[Raw records]
▼

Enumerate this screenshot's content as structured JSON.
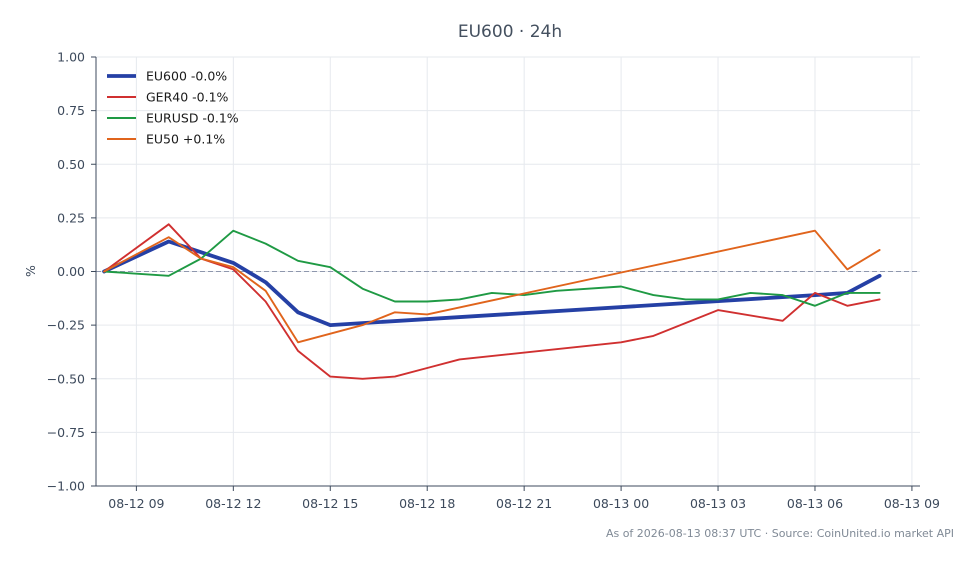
{
  "chart_data": {
    "type": "line",
    "title": "EU600 · 24h",
    "ylabel": "%",
    "xlabel": "",
    "ylim": [
      -1.0,
      1.0
    ],
    "xlim": [
      "2026-08-12 07:45",
      "2026-08-13 09:15"
    ],
    "grid": true,
    "legend_position": "top-left",
    "y_ticks": [
      "1.00",
      "0.75",
      "0.50",
      "0.25",
      "0.00",
      "−0.25",
      "−0.50",
      "−0.75",
      "−1.00"
    ],
    "x_ticks": [
      {
        "label": "08-12 09",
        "t": "2026-08-12 09:00"
      },
      {
        "label": "08-12 12",
        "t": "2026-08-12 12:00"
      },
      {
        "label": "08-12 15",
        "t": "2026-08-12 15:00"
      },
      {
        "label": "08-12 18",
        "t": "2026-08-12 18:00"
      },
      {
        "label": "08-12 21",
        "t": "2026-08-12 21:00"
      },
      {
        "label": "08-13 00",
        "t": "2026-08-13 00:00"
      },
      {
        "label": "08-13 03",
        "t": "2026-08-13 03:00"
      },
      {
        "label": "08-13 06",
        "t": "2026-08-13 06:00"
      },
      {
        "label": "08-13 09",
        "t": "2026-08-13 09:00"
      }
    ],
    "zero_line": true,
    "series": [
      {
        "name": "EU600 -0.0%",
        "color": "#2540a5",
        "points": [
          {
            "t": "2026-08-12 08:00",
            "y": 0.0
          },
          {
            "t": "2026-08-12 10:00",
            "y": 0.14
          },
          {
            "t": "2026-08-12 12:00",
            "y": 0.04
          },
          {
            "t": "2026-08-12 13:00",
            "y": -0.05
          },
          {
            "t": "2026-08-12 14:00",
            "y": -0.19
          },
          {
            "t": "2026-08-12 15:00",
            "y": -0.25
          },
          {
            "t": "2026-08-13 06:00",
            "y": -0.11
          },
          {
            "t": "2026-08-13 07:00",
            "y": -0.1
          },
          {
            "t": "2026-08-13 08:00",
            "y": -0.02
          }
        ]
      },
      {
        "name": "GER40 -0.1%",
        "color": "#d03030",
        "points": [
          {
            "t": "2026-08-12 08:00",
            "y": 0.0
          },
          {
            "t": "2026-08-12 10:00",
            "y": 0.22
          },
          {
            "t": "2026-08-12 11:00",
            "y": 0.06
          },
          {
            "t": "2026-08-12 12:00",
            "y": 0.01
          },
          {
            "t": "2026-08-12 13:00",
            "y": -0.14
          },
          {
            "t": "2026-08-12 14:00",
            "y": -0.37
          },
          {
            "t": "2026-08-12 15:00",
            "y": -0.49
          },
          {
            "t": "2026-08-12 16:00",
            "y": -0.5
          },
          {
            "t": "2026-08-12 17:00",
            "y": -0.49
          },
          {
            "t": "2026-08-12 18:00",
            "y": -0.45
          },
          {
            "t": "2026-08-12 19:00",
            "y": -0.41
          },
          {
            "t": "2026-08-13 00:00",
            "y": -0.33
          },
          {
            "t": "2026-08-13 01:00",
            "y": -0.3
          },
          {
            "t": "2026-08-13 02:00",
            "y": -0.24
          },
          {
            "t": "2026-08-13 03:00",
            "y": -0.18
          },
          {
            "t": "2026-08-13 05:00",
            "y": -0.23
          },
          {
            "t": "2026-08-13 06:00",
            "y": -0.1
          },
          {
            "t": "2026-08-13 07:00",
            "y": -0.16
          },
          {
            "t": "2026-08-13 08:00",
            "y": -0.13
          }
        ]
      },
      {
        "name": "EURUSD -0.1%",
        "color": "#1f9a44",
        "points": [
          {
            "t": "2026-08-12 08:00",
            "y": 0.0
          },
          {
            "t": "2026-08-12 10:00",
            "y": -0.02
          },
          {
            "t": "2026-08-12 11:00",
            "y": 0.06
          },
          {
            "t": "2026-08-12 12:00",
            "y": 0.19
          },
          {
            "t": "2026-08-12 13:00",
            "y": 0.13
          },
          {
            "t": "2026-08-12 14:00",
            "y": 0.05
          },
          {
            "t": "2026-08-12 15:00",
            "y": 0.02
          },
          {
            "t": "2026-08-12 16:00",
            "y": -0.08
          },
          {
            "t": "2026-08-12 17:00",
            "y": -0.14
          },
          {
            "t": "2026-08-12 18:00",
            "y": -0.14
          },
          {
            "t": "2026-08-12 19:00",
            "y": -0.13
          },
          {
            "t": "2026-08-12 20:00",
            "y": -0.1
          },
          {
            "t": "2026-08-12 21:00",
            "y": -0.11
          },
          {
            "t": "2026-08-12 22:00",
            "y": -0.09
          },
          {
            "t": "2026-08-13 00:00",
            "y": -0.07
          },
          {
            "t": "2026-08-13 01:00",
            "y": -0.11
          },
          {
            "t": "2026-08-13 02:00",
            "y": -0.13
          },
          {
            "t": "2026-08-13 03:00",
            "y": -0.13
          },
          {
            "t": "2026-08-13 04:00",
            "y": -0.1
          },
          {
            "t": "2026-08-13 05:00",
            "y": -0.11
          },
          {
            "t": "2026-08-13 06:00",
            "y": -0.16
          },
          {
            "t": "2026-08-13 07:00",
            "y": -0.1
          },
          {
            "t": "2026-08-13 08:00",
            "y": -0.1
          }
        ]
      },
      {
        "name": "EU50 +0.1%",
        "color": "#e0641c",
        "points": [
          {
            "t": "2026-08-12 08:00",
            "y": 0.0
          },
          {
            "t": "2026-08-12 10:00",
            "y": 0.16
          },
          {
            "t": "2026-08-12 11:00",
            "y": 0.06
          },
          {
            "t": "2026-08-12 12:00",
            "y": 0.02
          },
          {
            "t": "2026-08-12 13:00",
            "y": -0.09
          },
          {
            "t": "2026-08-12 14:00",
            "y": -0.33
          },
          {
            "t": "2026-08-12 16:00",
            "y": -0.25
          },
          {
            "t": "2026-08-12 17:00",
            "y": -0.19
          },
          {
            "t": "2026-08-12 18:00",
            "y": -0.2
          },
          {
            "t": "2026-08-13 06:00",
            "y": 0.19
          },
          {
            "t": "2026-08-13 07:00",
            "y": 0.01
          },
          {
            "t": "2026-08-13 08:00",
            "y": 0.1
          }
        ]
      }
    ]
  },
  "footer": "As of 2026-08-13 08:37 UTC · Source: CoinUnited.io market API"
}
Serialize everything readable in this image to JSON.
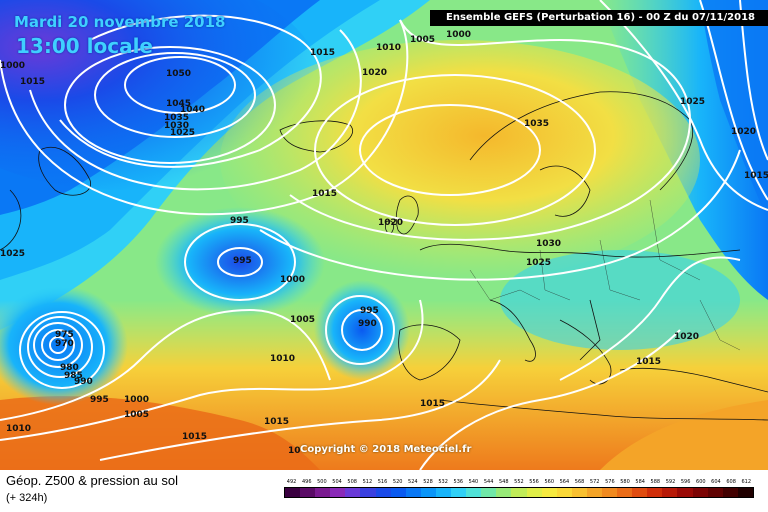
{
  "header": {
    "date": "Mardi 20 novembre 2018",
    "local_time": "13:00 locale",
    "run": "Ensemble GEFS  (Perturbation 16)  -  00 Z du 07/11/2018"
  },
  "map": {
    "copyright": "Copyright © 2018 Meteociel.fr",
    "pressure_labels": [
      "1000",
      "1015",
      "1015",
      "1010",
      "1005",
      "1000",
      "1020",
      "1050",
      "1045",
      "1040",
      "1035",
      "1030",
      "1025",
      "1035",
      "1025",
      "1020",
      "1015",
      "1015",
      "1025",
      "995",
      "995",
      "1000",
      "1020",
      "1030",
      "1025",
      "995",
      "990",
      "1005",
      "1010",
      "975",
      "970",
      "980",
      "985",
      "990",
      "995",
      "1000",
      "1005",
      "1015",
      "1010",
      "1015",
      "1015",
      "1015",
      "1020",
      "10",
      "1010"
    ],
    "low_centers": [
      "995",
      "990",
      "970"
    ],
    "high_centers": [
      "1050",
      "1035"
    ]
  },
  "footer": {
    "title": "Géop. Z500 & pression au sol",
    "lead": "(+ 324h)",
    "scale_ticks": [
      "492",
      "496",
      "500",
      "504",
      "508",
      "512",
      "516",
      "520",
      "524",
      "528",
      "532",
      "536",
      "540",
      "544",
      "548",
      "552",
      "556",
      "560",
      "564",
      "568",
      "572",
      "576",
      "580",
      "584",
      "588",
      "592",
      "596",
      "600",
      "604",
      "608",
      "612"
    ],
    "scale_colors": [
      "#3a0040",
      "#5a0b66",
      "#7a1a90",
      "#8a2ab8",
      "#6a3ad8",
      "#3a40e0",
      "#1a4ae8",
      "#0a5af0",
      "#0a78f5",
      "#0a95f8",
      "#18b4fa",
      "#30d0f6",
      "#50e2d8",
      "#70e8a8",
      "#98ea78",
      "#c0ec58",
      "#e0ee48",
      "#f6ea40",
      "#fad838",
      "#f8c030",
      "#f4a428",
      "#f08a20",
      "#ea6c18",
      "#e04c10",
      "#d02e0a",
      "#b81a08",
      "#9a0a06",
      "#7c0404",
      "#600202",
      "#420000",
      "#200000"
    ]
  }
}
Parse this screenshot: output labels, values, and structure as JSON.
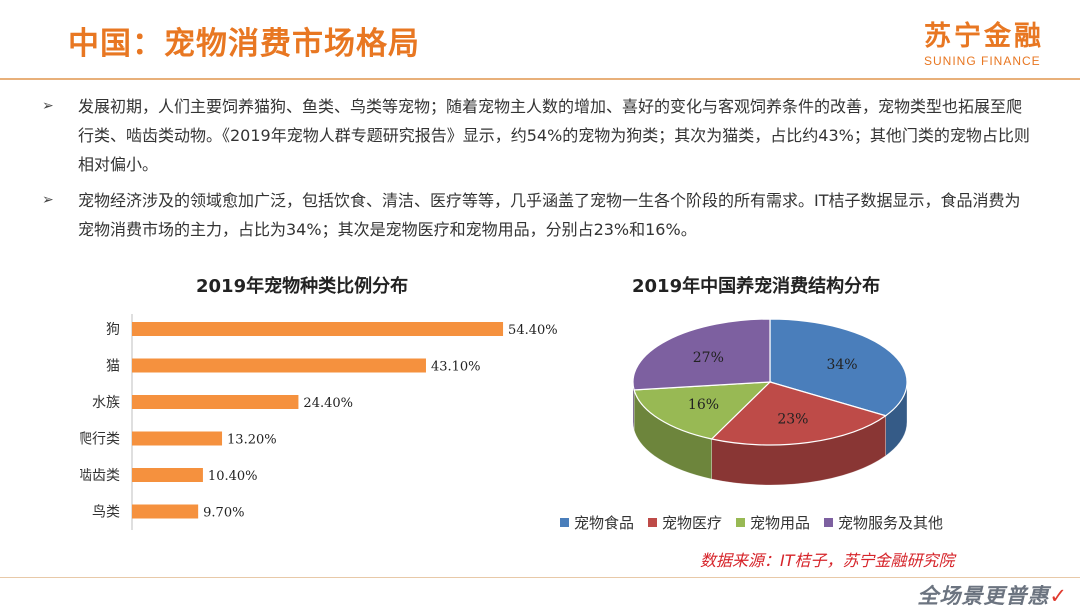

▲

**What this task involves:**
Read through the data and copy every line where "screenshot" shows up.

**Task answer:**
Enumerate this screenshot's content as structured JSON.
Parse this screenshot: output labels, values, and structure as JSON.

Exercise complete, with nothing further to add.